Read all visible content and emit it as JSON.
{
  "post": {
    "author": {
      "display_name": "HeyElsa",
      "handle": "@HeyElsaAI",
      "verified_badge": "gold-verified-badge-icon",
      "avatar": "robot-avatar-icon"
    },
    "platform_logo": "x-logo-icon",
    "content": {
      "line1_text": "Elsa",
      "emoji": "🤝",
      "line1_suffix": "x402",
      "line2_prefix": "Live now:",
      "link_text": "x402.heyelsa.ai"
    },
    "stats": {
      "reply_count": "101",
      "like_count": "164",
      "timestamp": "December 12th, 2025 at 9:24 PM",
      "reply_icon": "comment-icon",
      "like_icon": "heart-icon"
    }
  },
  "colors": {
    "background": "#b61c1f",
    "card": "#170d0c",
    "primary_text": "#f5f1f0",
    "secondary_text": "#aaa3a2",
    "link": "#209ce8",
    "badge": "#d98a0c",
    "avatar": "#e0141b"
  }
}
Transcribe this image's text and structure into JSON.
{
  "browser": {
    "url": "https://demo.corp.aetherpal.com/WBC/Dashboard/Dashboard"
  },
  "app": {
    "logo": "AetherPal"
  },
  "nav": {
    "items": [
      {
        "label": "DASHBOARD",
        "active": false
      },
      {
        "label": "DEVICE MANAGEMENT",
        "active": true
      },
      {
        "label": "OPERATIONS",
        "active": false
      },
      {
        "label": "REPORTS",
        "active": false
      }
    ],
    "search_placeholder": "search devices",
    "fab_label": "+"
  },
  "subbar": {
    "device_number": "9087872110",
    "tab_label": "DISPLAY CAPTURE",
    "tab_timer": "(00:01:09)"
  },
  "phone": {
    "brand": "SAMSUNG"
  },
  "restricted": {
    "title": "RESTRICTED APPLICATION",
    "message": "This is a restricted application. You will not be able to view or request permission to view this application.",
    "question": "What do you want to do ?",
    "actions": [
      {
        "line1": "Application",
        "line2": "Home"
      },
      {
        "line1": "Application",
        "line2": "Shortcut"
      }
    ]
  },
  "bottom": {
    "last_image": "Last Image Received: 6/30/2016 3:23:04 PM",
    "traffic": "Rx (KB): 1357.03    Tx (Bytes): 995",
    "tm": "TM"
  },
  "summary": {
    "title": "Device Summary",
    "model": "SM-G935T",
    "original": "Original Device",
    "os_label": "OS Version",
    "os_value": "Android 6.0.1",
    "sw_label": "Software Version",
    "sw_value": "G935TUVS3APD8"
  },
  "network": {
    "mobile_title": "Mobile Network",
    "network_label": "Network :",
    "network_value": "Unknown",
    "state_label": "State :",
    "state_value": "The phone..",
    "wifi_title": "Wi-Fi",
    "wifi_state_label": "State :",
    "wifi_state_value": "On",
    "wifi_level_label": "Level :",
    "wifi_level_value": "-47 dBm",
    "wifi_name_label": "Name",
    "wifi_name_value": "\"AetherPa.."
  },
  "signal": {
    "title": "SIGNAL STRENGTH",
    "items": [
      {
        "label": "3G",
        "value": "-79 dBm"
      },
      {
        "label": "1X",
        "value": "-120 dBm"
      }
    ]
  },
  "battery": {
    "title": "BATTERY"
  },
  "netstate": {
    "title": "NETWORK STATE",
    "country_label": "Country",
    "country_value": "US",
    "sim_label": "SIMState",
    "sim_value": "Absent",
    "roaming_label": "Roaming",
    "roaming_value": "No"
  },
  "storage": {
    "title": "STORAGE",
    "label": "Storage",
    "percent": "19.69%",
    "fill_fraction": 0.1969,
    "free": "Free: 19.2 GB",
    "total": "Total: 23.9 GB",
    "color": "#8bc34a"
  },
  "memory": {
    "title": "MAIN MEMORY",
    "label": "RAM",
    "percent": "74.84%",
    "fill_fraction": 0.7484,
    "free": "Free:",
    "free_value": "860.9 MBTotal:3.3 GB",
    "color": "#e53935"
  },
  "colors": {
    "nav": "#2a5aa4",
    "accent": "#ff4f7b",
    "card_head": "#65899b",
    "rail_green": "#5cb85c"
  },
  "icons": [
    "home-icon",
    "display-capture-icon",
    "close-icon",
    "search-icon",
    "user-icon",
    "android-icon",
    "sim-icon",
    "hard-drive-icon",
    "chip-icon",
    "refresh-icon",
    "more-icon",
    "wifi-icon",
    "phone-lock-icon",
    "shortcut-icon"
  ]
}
******
• **WORK TO COMPLETE**:
Your task is to return the full listing exactly as it was given.

• **REPLY TO THE TASK**:
Read all visible content and emit it as JSON.
{
  "post": {
    "author": {
      "display_name": "HeyElsa",
      "handle": "@HeyElsaAI",
      "verified_badge": "gold-verified-badge-icon",
      "avatar": "robot-avatar-icon"
    },
    "platform_logo": "x-logo-icon",
    "content": {
      "line1_text": "Elsa",
      "emoji": "🤝",
      "line1_suffix": "x402",
      "line2_prefix": "Live now:",
      "link_text": "x402.heyelsa.ai"
    },
    "stats": {
      "reply_count": "101",
      "like_count": "164",
      "timestamp": "December 12th, 2025 at 9:24 PM",
      "reply_icon": "comment-icon",
      "like_icon": "heart-icon"
    }
  },
  "colors": {
    "background": "#b61c1f",
    "card": "#170d0c",
    "primary_text": "#f5f1f0",
    "secondary_text": "#aaa3a2",
    "link": "#209ce8",
    "badge": "#d98a0c",
    "avatar": "#e0141b"
  }
}
Transcribe this image's text and structure into JSON.
{
  "browser": {
    "url": "https://demo.corp.aetherpal.com/WBC/Dashboard/Dashboard"
  },
  "app": {
    "logo": "AetherPal"
  },
  "nav": {
    "items": [
      {
        "label": "DASHBOARD",
        "active": false
      },
      {
        "label": "DEVICE MANAGEMENT",
        "active": true
      },
      {
        "label": "OPERATIONS",
        "active": false
      },
      {
        "label": "REPORTS",
        "active": false
      }
    ],
    "search_placeholder": "search devices",
    "fab_label": "+"
  },
  "subbar": {
    "device_number": "9087872110",
    "tab_label": "DISPLAY CAPTURE",
    "tab_timer": "(00:01:09)"
  },
  "phone": {
    "brand": "SAMSUNG"
  },
  "restricted": {
    "title": "RESTRICTED APPLICATION",
    "message": "This is a restricted application. You will not be able to view or request permission to view this application.",
    "question": "What do you want to do ?",
    "actions": [
      {
        "line1": "Application",
        "line2": "Home"
      },
      {
        "line1": "Application",
        "line2": "Shortcut"
      }
    ]
  },
  "bottom": {
    "last_image": "Last Image Received: 6/30/2016 3:23:04 PM",
    "traffic": "Rx (KB): 1357.03    Tx (Bytes): 995",
    "tm": "TM"
  },
  "summary": {
    "title": "Device Summary",
    "model": "SM-G935T",
    "original": "Original Device",
    "os_label": "OS Version",
    "os_value": "Android 6.0.1",
    "sw_label": "Software Version",
    "sw_value": "G935TUVS3APD8"
  },
  "network": {
    "mobile_title": "Mobile Network",
    "network_label": "Network :",
    "network_value": "Unknown",
    "state_label": "State :",
    "state_value": "The phone..",
    "wifi_title": "Wi-Fi",
    "wifi_state_label": "State :",
    "wifi_state_value": "On",
    "wifi_level_label": "Level :",
    "wifi_level_value": "-47 dBm",
    "wifi_name_label": "Name",
    "wifi_name_value": "\"AetherPa.."
  },
  "signal": {
    "title": "SIGNAL STRENGTH",
    "items": [
      {
        "label": "3G",
        "value": "-79 dBm"
      },
      {
        "label": "1X",
        "value": "-120 dBm"
      }
    ]
  },
  "battery": {
    "title": "BATTERY"
  },
  "netstate": {
    "title": "NETWORK STATE",
    "country_label": "Country",
    "country_value": "US",
    "sim_label": "SIMState",
    "sim_value": "Absent",
    "roaming_label": "Roaming",
    "roaming_value": "No"
  },
  "storage": {
    "title": "STORAGE",
    "label": "Storage",
    "percent": "19.69%",
    "fill_fraction": 0.1969,
    "free": "Free: 19.2 GB",
    "total": "Total: 23.9 GB",
    "color": "#8bc34a"
  },
  "memory": {
    "title": "MAIN MEMORY",
    "label": "RAM",
    "percent": "74.84%",
    "fill_fraction": 0.7484,
    "free": "Free:",
    "free_value": "860.9 MBTotal:3.3 GB",
    "color": "#e53935"
  },
  "colors": {
    "nav": "#2a5aa4",
    "accent": "#ff4f7b",
    "card_head": "#65899b",
    "rail_green": "#5cb85c"
  },
  "icons": [
    "home-icon",
    "display-capture-icon",
    "close-icon",
    "search-icon",
    "user-icon",
    "android-icon",
    "sim-icon",
    "hard-drive-icon",
    "chip-icon",
    "refresh-icon",
    "more-icon",
    "wifi-icon",
    "phone-lock-icon",
    "shortcut-icon"
  ]
}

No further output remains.